WHAT THE TASK ASKS: Every record must be transcribed in its entirety, apart from the images, which are to be omitted.

━━ RECORDS FOR THIS TASK ━━

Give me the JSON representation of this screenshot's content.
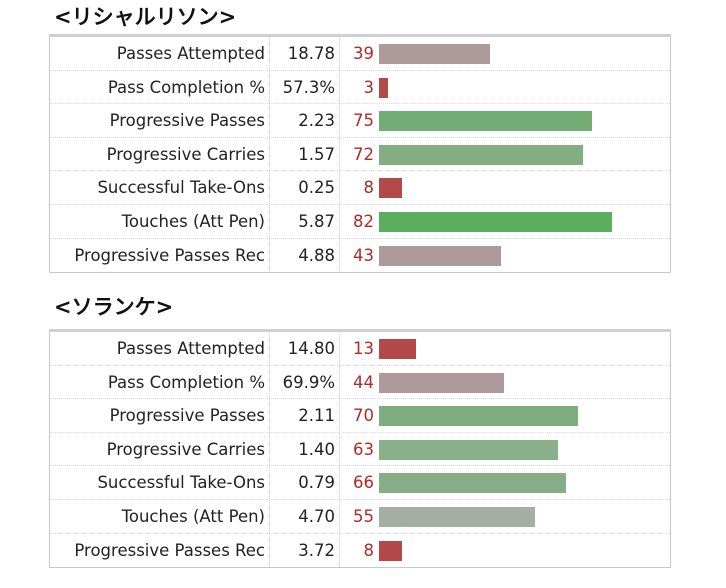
{
  "chart_data": [
    {
      "type": "bar",
      "title": "<リシャルリソン>",
      "categories": [
        "Passes Attempted",
        "Pass Completion %",
        "Progressive Passes",
        "Progressive Carries",
        "Successful Take-Ons",
        "Touches (Att Pen)",
        "Progressive Passes Rec"
      ],
      "per90": [
        "18.78",
        "57.3%",
        "2.23",
        "1.57",
        "0.25",
        "5.87",
        "4.88"
      ],
      "values": [
        39,
        3,
        75,
        72,
        8,
        82,
        43
      ],
      "bar_colors": [
        "#ae9a9a",
        "#b24848",
        "#74ad74",
        "#82ae82",
        "#b24a4a",
        "#5cae5c",
        "#ae9a9a"
      ],
      "xlim": [
        0,
        100
      ],
      "grid": false
    },
    {
      "type": "bar",
      "title": "<ソランケ>",
      "categories": [
        "Passes Attempted",
        "Pass Completion %",
        "Progressive Passes",
        "Progressive Carries",
        "Successful Take-Ons",
        "Touches (Att Pen)",
        "Progressive Passes Rec"
      ],
      "per90": [
        "14.80",
        "69.9%",
        "2.11",
        "1.40",
        "0.79",
        "4.70",
        "3.72"
      ],
      "values": [
        13,
        44,
        70,
        63,
        66,
        55,
        8
      ],
      "bar_colors": [
        "#b24848",
        "#ae9a9a",
        "#80ad80",
        "#8ab08a",
        "#86ae86",
        "#a4aea4",
        "#b24848"
      ],
      "xlim": [
        0,
        100
      ],
      "grid": false
    }
  ]
}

━━━

OUTPUT FOR THIS TASK:
Give me the JSON representation of this screenshot's content.
{
  "chart_data": [
    {
      "type": "bar",
      "title": "<リシャルリソン>",
      "categories": [
        "Passes Attempted",
        "Pass Completion %",
        "Progressive Passes",
        "Progressive Carries",
        "Successful Take-Ons",
        "Touches (Att Pen)",
        "Progressive Passes Rec"
      ],
      "per90": [
        "18.78",
        "57.3%",
        "2.23",
        "1.57",
        "0.25",
        "5.87",
        "4.88"
      ],
      "values": [
        39,
        3,
        75,
        72,
        8,
        82,
        43
      ],
      "bar_colors": [
        "#ae9a9a",
        "#b24848",
        "#74ad74",
        "#82ae82",
        "#b24a4a",
        "#5cae5c",
        "#ae9a9a"
      ],
      "xlim": [
        0,
        100
      ],
      "grid": false
    },
    {
      "type": "bar",
      "title": "<ソランケ>",
      "categories": [
        "Passes Attempted",
        "Pass Completion %",
        "Progressive Passes",
        "Progressive Carries",
        "Successful Take-Ons",
        "Touches (Att Pen)",
        "Progressive Passes Rec"
      ],
      "per90": [
        "14.80",
        "69.9%",
        "2.11",
        "1.40",
        "0.79",
        "4.70",
        "3.72"
      ],
      "values": [
        13,
        44,
        70,
        63,
        66,
        55,
        8
      ],
      "bar_colors": [
        "#b24848",
        "#ae9a9a",
        "#80ad80",
        "#8ab08a",
        "#86ae86",
        "#a4aea4",
        "#b24848"
      ],
      "xlim": [
        0,
        100
      ],
      "grid": false
    }
  ]
}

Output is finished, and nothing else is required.